Written request:
Pick out every line holding the string "具体点位" and copy it.

Recorded data
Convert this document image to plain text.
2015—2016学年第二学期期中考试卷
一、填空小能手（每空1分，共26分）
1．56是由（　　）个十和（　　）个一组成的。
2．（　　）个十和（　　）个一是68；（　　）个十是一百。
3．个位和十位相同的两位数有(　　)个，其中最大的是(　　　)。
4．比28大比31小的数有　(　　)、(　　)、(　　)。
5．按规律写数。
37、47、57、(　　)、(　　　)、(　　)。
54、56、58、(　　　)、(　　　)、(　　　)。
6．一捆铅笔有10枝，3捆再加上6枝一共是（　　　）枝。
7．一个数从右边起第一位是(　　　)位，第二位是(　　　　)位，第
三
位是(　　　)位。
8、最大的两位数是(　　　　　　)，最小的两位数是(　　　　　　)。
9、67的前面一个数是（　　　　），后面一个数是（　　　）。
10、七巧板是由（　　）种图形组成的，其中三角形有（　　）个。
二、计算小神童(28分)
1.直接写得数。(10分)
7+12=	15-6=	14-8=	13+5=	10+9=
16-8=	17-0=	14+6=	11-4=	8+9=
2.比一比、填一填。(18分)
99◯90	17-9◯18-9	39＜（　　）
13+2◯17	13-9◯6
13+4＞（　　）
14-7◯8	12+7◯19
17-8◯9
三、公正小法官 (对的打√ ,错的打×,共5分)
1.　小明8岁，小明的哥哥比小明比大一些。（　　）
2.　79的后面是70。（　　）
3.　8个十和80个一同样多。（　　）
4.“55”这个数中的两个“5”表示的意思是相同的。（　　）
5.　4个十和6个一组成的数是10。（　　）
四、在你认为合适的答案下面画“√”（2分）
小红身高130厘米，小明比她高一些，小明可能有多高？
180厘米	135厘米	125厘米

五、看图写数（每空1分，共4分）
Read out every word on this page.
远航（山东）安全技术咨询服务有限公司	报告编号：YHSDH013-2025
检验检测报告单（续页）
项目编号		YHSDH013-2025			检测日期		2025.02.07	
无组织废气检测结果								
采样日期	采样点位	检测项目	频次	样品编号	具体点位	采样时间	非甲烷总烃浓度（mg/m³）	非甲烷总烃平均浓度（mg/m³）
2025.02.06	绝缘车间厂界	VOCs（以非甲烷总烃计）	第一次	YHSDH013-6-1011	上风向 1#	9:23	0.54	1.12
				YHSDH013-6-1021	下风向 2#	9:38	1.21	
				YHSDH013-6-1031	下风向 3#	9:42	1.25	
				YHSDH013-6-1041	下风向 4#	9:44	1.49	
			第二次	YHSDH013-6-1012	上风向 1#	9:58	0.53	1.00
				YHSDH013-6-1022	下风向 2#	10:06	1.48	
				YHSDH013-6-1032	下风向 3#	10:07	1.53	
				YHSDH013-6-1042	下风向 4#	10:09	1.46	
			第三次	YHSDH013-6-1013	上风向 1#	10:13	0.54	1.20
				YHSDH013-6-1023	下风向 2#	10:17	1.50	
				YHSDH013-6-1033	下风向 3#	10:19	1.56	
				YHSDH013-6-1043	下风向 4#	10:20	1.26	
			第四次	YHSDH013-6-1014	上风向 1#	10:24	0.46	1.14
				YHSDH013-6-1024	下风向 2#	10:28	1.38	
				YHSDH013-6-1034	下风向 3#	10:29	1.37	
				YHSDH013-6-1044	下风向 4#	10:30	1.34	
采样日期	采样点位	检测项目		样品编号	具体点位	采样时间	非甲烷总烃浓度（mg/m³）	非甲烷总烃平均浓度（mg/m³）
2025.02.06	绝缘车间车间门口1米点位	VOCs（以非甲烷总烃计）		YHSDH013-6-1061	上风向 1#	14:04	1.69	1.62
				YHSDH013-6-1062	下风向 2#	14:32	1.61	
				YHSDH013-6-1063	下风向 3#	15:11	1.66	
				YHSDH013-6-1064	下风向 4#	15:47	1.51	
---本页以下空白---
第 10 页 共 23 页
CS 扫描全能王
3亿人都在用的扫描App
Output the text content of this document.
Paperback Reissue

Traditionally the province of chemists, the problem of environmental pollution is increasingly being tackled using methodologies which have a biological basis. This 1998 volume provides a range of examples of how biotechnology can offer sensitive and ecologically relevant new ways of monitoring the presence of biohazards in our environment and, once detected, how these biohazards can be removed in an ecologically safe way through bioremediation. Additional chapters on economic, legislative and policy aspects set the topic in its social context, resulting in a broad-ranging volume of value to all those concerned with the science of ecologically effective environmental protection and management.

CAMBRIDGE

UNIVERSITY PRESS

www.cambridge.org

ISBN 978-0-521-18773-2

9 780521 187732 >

Result below:
采样日期	采样点位	检测项目	频次	样品编号	具体点位	采样时间	非甲烷总烃浓度（mg/m³）	非甲烷总烃平均浓度（mg/m³）
采样日期	采样点位	检测项目		样品编号	具体点位	采样时间	非甲烷总烃浓度（mg/m³）	非甲烷总烃平均浓度（mg/m³）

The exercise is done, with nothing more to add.